Description of the task: Transcribe all the entries word for word, omitting any pictures they contain.
##### Data lines
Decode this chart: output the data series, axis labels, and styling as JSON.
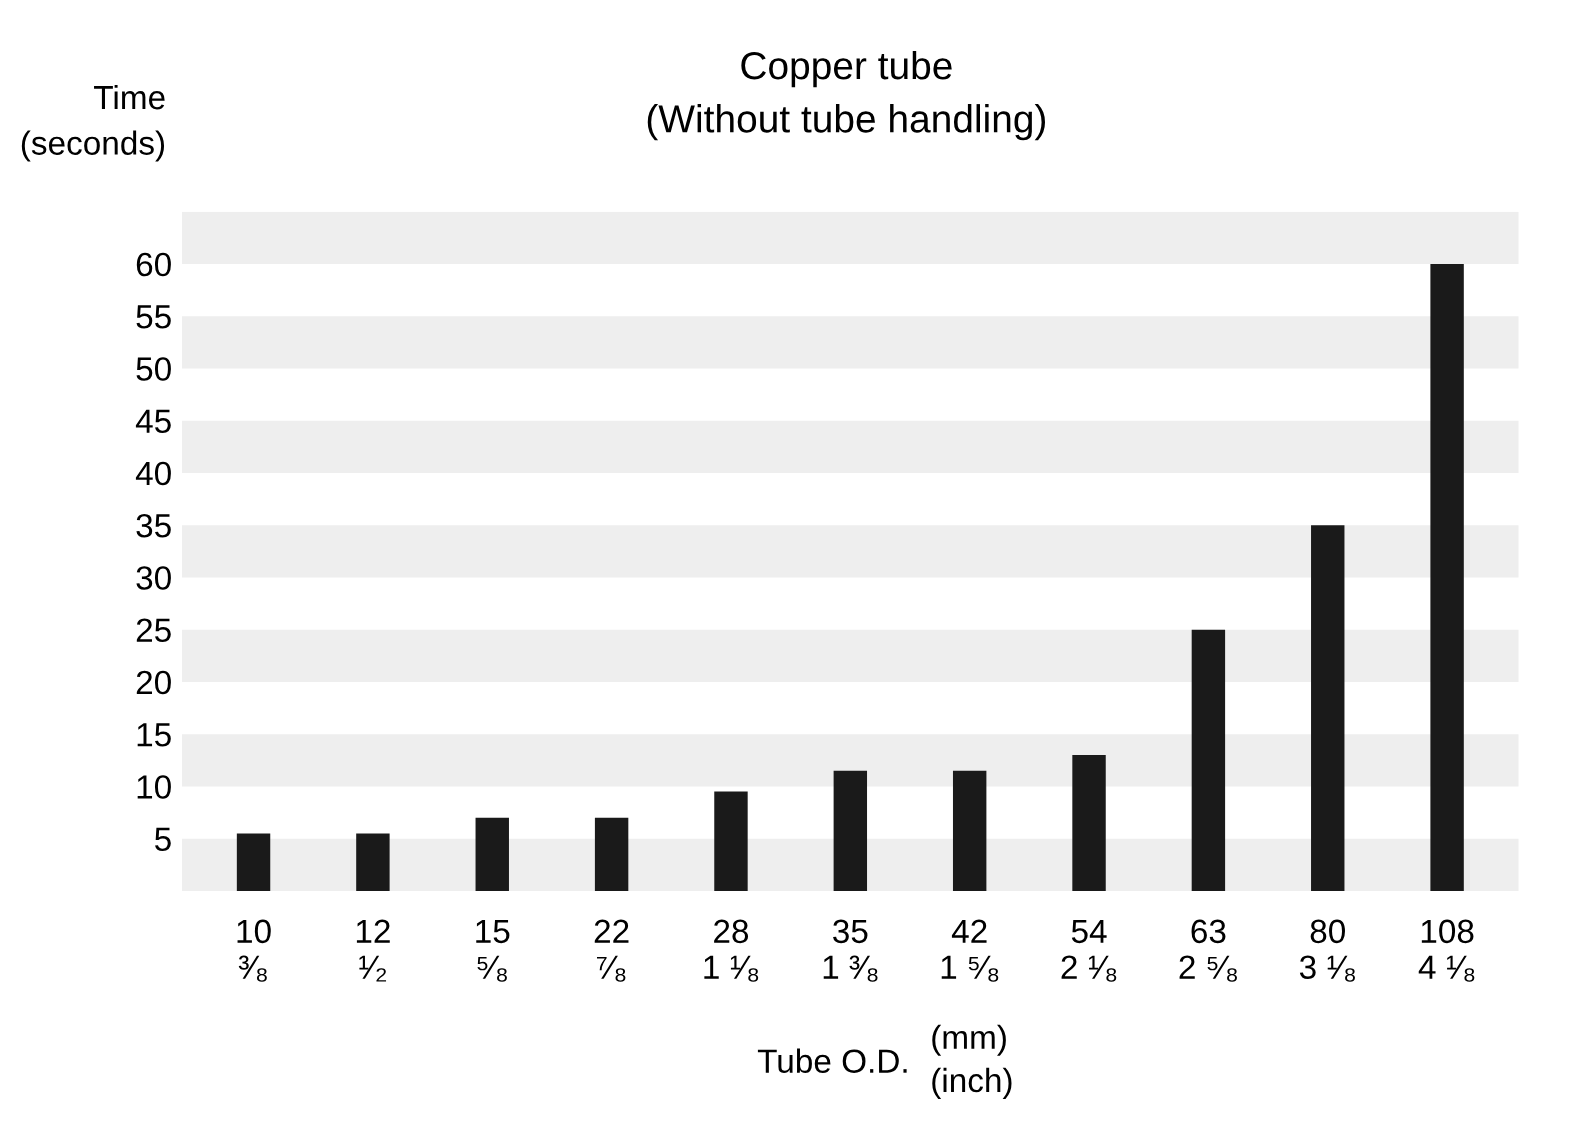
{
  "chart_data": {
    "type": "bar",
    "title": "Copper tube\n(Without tube handling)",
    "ylabel": "Time\n(seconds)",
    "xlabel": "Tube O.D.",
    "annotations": [
      "(mm)\n(inch)"
    ],
    "categories": [
      "10\n³⁄₈",
      "12\n¹⁄₂",
      "15\n⁵⁄₈",
      "22\n⁷⁄₈",
      "28\n1 ¹⁄₈",
      "35\n1 ³⁄₈",
      "42\n1 ⁵⁄₈",
      "54\n2 ¹⁄₈",
      "63\n2 ⁵⁄₈",
      "80\n3 ¹⁄₈",
      "108\n4 ¹⁄₈"
    ],
    "values": [
      5.5,
      5.5,
      7,
      7,
      9.5,
      11.5,
      11.5,
      13,
      25,
      35,
      60
    ],
    "color": "#1a1a1a",
    "ylim": [
      0,
      65
    ],
    "yticks": [
      5,
      10,
      15,
      20,
      25,
      30,
      35,
      40,
      45,
      50,
      55,
      60
    ],
    "bands": [
      {
        "axis": "y",
        "from": 0,
        "to": 5,
        "color": "#eeeeee"
      },
      {
        "axis": "y",
        "from": 10,
        "to": 15,
        "color": "#eeeeee"
      },
      {
        "axis": "y",
        "from": 20,
        "to": 25,
        "color": "#eeeeee"
      },
      {
        "axis": "y",
        "from": 30,
        "to": 35,
        "color": "#eeeeee"
      },
      {
        "axis": "y",
        "from": 40,
        "to": 45,
        "color": "#eeeeee"
      },
      {
        "axis": "y",
        "from": 50,
        "to": 55,
        "color": "#eeeeee"
      },
      {
        "axis": "y",
        "from": 60,
        "to": 65,
        "color": "#eeeeee"
      }
    ]
  }
}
##########
Response:
Decode this chart: output the data series, axis labels, and styling as JSON.
{
  "chart_data": {
    "type": "bar",
    "title": "Copper tube\n(Without tube handling)",
    "ylabel": "Time\n(seconds)",
    "xlabel": "Tube O.D.",
    "annotations": [
      "(mm)\n(inch)"
    ],
    "categories": [
      "10\n³⁄₈",
      "12\n¹⁄₂",
      "15\n⁵⁄₈",
      "22\n⁷⁄₈",
      "28\n1 ¹⁄₈",
      "35\n1 ³⁄₈",
      "42\n1 ⁵⁄₈",
      "54\n2 ¹⁄₈",
      "63\n2 ⁵⁄₈",
      "80\n3 ¹⁄₈",
      "108\n4 ¹⁄₈"
    ],
    "values": [
      5.5,
      5.5,
      7,
      7,
      9.5,
      11.5,
      11.5,
      13,
      25,
      35,
      60
    ],
    "color": "#1a1a1a",
    "ylim": [
      0,
      65
    ],
    "yticks": [
      5,
      10,
      15,
      20,
      25,
      30,
      35,
      40,
      45,
      50,
      55,
      60
    ],
    "bands": [
      {
        "axis": "y",
        "from": 0,
        "to": 5,
        "color": "#eeeeee"
      },
      {
        "axis": "y",
        "from": 10,
        "to": 15,
        "color": "#eeeeee"
      },
      {
        "axis": "y",
        "from": 20,
        "to": 25,
        "color": "#eeeeee"
      },
      {
        "axis": "y",
        "from": 30,
        "to": 35,
        "color": "#eeeeee"
      },
      {
        "axis": "y",
        "from": 40,
        "to": 45,
        "color": "#eeeeee"
      },
      {
        "axis": "y",
        "from": 50,
        "to": 55,
        "color": "#eeeeee"
      },
      {
        "axis": "y",
        "from": 60,
        "to": 65,
        "color": "#eeeeee"
      }
    ]
  }
}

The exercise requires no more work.